**Aim**
Your task is to print every entry below exactly as given.
* begin Exercise input *
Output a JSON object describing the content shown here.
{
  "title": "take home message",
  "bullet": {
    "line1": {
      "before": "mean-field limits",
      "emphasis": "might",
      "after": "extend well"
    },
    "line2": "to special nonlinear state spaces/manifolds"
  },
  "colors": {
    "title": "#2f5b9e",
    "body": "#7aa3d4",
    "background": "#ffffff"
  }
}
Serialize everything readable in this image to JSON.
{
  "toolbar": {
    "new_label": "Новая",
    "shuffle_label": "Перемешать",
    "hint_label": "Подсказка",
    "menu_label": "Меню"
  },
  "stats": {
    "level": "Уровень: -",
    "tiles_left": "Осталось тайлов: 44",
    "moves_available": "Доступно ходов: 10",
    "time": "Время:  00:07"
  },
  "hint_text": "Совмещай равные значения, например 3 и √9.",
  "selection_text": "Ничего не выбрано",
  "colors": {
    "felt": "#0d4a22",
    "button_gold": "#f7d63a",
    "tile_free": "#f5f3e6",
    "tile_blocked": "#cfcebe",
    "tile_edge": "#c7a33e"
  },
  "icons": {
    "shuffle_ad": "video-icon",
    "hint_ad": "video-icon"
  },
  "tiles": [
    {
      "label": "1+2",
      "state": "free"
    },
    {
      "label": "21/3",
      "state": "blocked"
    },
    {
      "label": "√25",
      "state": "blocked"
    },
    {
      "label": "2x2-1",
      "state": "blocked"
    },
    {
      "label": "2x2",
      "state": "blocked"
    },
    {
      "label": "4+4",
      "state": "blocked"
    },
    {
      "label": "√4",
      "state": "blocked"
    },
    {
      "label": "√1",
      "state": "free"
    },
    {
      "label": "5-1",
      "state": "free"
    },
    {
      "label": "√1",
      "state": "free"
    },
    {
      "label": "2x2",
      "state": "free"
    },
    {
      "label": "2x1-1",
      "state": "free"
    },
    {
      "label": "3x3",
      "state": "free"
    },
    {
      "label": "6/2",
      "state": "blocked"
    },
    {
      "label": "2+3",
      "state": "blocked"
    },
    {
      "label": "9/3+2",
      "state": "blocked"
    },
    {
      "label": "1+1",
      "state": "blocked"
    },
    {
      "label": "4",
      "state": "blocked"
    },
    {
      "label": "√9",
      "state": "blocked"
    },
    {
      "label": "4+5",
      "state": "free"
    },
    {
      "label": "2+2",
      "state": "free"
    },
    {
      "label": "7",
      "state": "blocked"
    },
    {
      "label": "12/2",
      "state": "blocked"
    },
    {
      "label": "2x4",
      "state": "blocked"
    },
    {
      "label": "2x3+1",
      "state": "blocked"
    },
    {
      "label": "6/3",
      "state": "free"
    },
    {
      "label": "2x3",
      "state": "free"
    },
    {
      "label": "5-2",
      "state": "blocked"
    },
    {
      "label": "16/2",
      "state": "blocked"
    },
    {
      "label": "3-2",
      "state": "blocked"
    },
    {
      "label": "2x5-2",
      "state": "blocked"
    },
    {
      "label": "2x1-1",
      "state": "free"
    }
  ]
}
* end Exercise input *
**Full response**
Output a JSON object describing the content shown here.
{
  "title": "take home message",
  "bullet": {
    "line1": {
      "before": "mean-field limits",
      "emphasis": "might",
      "after": "extend well"
    },
    "line2": "to special nonlinear state spaces/manifolds"
  },
  "colors": {
    "title": "#2f5b9e",
    "body": "#7aa3d4",
    "background": "#ffffff"
  }
}
Serialize everything readable in this image to JSON.
{
  "toolbar": {
    "new_label": "Новая",
    "shuffle_label": "Перемешать",
    "hint_label": "Подсказка",
    "menu_label": "Меню"
  },
  "stats": {
    "level": "Уровень: -",
    "tiles_left": "Осталось тайлов: 44",
    "moves_available": "Доступно ходов: 10",
    "time": "Время:  00:07"
  },
  "hint_text": "Совмещай равные значения, например 3 и √9.",
  "selection_text": "Ничего не выбрано",
  "colors": {
    "felt": "#0d4a22",
    "button_gold": "#f7d63a",
    "tile_free": "#f5f3e6",
    "tile_blocked": "#cfcebe",
    "tile_edge": "#c7a33e"
  },
  "icons": {
    "shuffle_ad": "video-icon",
    "hint_ad": "video-icon"
  },
  "tiles": [
    {
      "label": "1+2",
      "state": "free"
    },
    {
      "label": "21/3",
      "state": "blocked"
    },
    {
      "label": "√25",
      "state": "blocked"
    },
    {
      "label": "2x2-1",
      "state": "blocked"
    },
    {
      "label": "2x2",
      "state": "blocked"
    },
    {
      "label": "4+4",
      "state": "blocked"
    },
    {
      "label": "√4",
      "state": "blocked"
    },
    {
      "label": "√1",
      "state": "free"
    },
    {
      "label": "5-1",
      "state": "free"
    },
    {
      "label": "√1",
      "state": "free"
    },
    {
      "label": "2x2",
      "state": "free"
    },
    {
      "label": "2x1-1",
      "state": "free"
    },
    {
      "label": "3x3",
      "state": "free"
    },
    {
      "label": "6/2",
      "state": "blocked"
    },
    {
      "label": "2+3",
      "state": "blocked"
    },
    {
      "label": "9/3+2",
      "state": "blocked"
    },
    {
      "label": "1+1",
      "state": "blocked"
    },
    {
      "label": "4",
      "state": "blocked"
    },
    {
      "label": "√9",
      "state": "blocked"
    },
    {
      "label": "4+5",
      "state": "free"
    },
    {
      "label": "2+2",
      "state": "free"
    },
    {
      "label": "7",
      "state": "blocked"
    },
    {
      "label": "12/2",
      "state": "blocked"
    },
    {
      "label": "2x4",
      "state": "blocked"
    },
    {
      "label": "2x3+1",
      "state": "blocked"
    },
    {
      "label": "6/3",
      "state": "free"
    },
    {
      "label": "2x3",
      "state": "free"
    },
    {
      "label": "5-2",
      "state": "blocked"
    },
    {
      "label": "16/2",
      "state": "blocked"
    },
    {
      "label": "3-2",
      "state": "blocked"
    },
    {
      "label": "2x5-2",
      "state": "blocked"
    },
    {
      "label": "2x1-1",
      "state": "free"
    }
  ]
}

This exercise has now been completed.